• _Exercise objective_
Scan the records below. List lines holding "also".

Stored entries
---*---

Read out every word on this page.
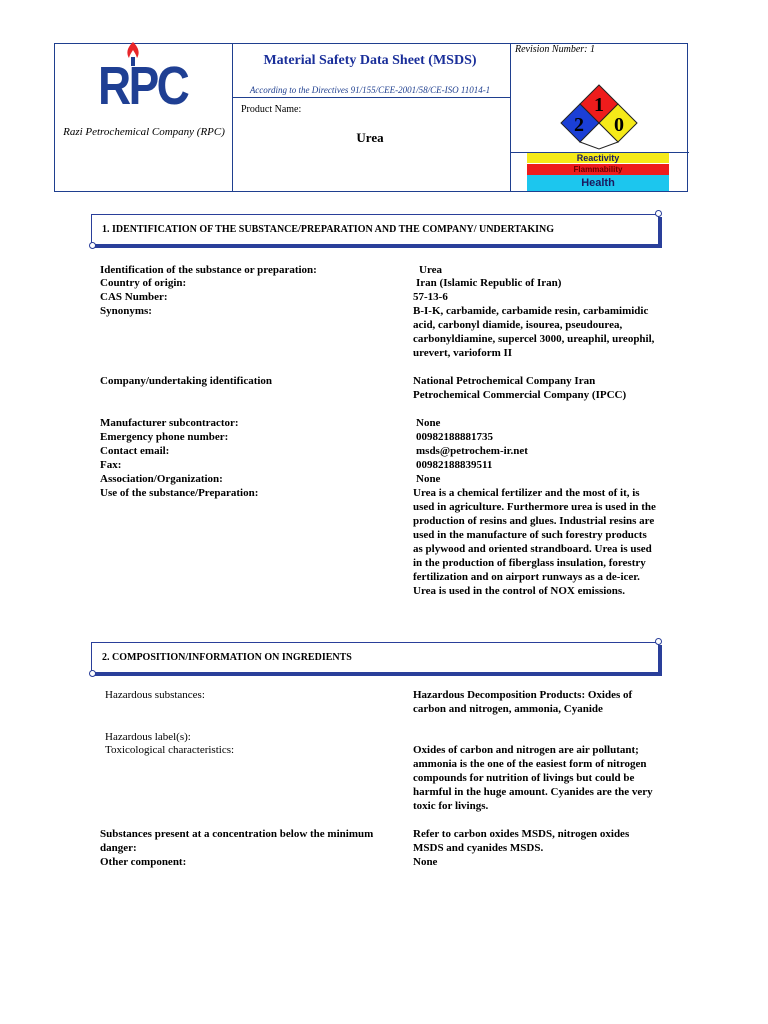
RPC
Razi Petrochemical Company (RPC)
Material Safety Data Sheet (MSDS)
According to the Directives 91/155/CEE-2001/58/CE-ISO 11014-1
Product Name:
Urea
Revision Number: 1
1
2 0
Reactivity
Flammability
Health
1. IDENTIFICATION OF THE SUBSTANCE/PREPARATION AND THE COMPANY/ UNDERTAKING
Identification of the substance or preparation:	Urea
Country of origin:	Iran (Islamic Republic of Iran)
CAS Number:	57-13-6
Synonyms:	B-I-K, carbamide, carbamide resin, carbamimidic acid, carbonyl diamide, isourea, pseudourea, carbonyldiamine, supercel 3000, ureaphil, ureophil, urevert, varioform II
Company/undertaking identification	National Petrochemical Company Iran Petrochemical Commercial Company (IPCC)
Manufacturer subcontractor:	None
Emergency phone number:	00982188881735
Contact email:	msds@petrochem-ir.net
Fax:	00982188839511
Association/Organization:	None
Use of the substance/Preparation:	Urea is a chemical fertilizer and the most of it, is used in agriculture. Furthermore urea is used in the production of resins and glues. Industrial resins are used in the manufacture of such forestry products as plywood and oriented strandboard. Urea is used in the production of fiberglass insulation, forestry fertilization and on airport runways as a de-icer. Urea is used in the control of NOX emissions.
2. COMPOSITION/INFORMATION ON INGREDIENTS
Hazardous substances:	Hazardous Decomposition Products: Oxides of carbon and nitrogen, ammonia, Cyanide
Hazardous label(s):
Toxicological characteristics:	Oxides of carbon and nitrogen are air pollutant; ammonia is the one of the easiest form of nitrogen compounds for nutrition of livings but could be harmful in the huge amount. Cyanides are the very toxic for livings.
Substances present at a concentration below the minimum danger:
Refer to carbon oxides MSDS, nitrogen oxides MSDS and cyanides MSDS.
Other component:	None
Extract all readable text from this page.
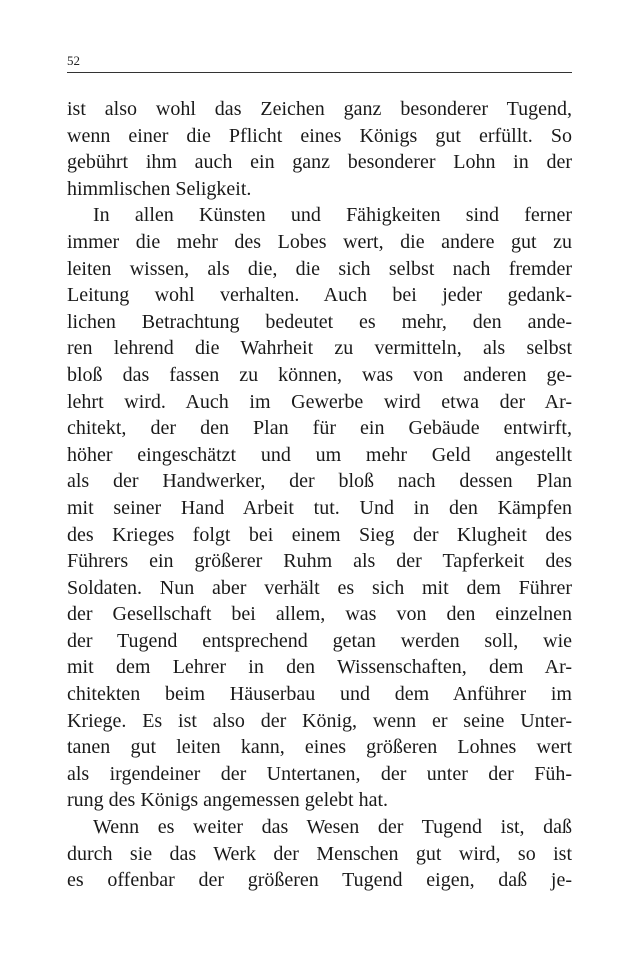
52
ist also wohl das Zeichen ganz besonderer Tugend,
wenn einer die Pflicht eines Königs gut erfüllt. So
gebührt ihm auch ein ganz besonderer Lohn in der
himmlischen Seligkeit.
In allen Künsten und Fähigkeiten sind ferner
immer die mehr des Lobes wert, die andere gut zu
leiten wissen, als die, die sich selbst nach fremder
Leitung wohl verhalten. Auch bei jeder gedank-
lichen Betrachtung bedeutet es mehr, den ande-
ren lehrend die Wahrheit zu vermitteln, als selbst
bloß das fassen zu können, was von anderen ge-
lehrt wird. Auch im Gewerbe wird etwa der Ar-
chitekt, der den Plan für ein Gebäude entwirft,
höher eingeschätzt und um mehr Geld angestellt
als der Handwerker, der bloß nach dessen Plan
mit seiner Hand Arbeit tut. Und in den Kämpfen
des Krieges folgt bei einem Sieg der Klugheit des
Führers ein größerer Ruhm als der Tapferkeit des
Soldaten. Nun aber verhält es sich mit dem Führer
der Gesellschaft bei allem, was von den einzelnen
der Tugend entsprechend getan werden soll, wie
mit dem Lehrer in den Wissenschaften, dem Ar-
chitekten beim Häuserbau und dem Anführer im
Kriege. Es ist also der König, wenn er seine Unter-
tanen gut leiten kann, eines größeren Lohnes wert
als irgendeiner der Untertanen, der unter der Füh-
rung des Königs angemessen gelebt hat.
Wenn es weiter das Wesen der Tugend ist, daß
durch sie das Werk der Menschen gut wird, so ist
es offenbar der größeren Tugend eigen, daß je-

---*---

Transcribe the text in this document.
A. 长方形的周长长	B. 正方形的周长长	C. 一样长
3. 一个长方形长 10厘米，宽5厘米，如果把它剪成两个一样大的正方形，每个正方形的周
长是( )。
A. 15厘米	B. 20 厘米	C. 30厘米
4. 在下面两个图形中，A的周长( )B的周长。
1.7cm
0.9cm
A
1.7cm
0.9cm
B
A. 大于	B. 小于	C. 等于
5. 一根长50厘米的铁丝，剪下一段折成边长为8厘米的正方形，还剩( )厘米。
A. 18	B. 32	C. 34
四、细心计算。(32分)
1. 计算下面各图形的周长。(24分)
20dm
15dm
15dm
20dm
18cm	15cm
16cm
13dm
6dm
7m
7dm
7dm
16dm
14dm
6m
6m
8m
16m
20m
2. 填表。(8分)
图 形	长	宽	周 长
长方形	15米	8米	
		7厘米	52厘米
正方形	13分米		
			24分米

---*---

• _Problem solution_
ist also wohl das Zeichen ganz besonderer Tugend,
Kriege. Es ist also der König, wenn er seine Unter-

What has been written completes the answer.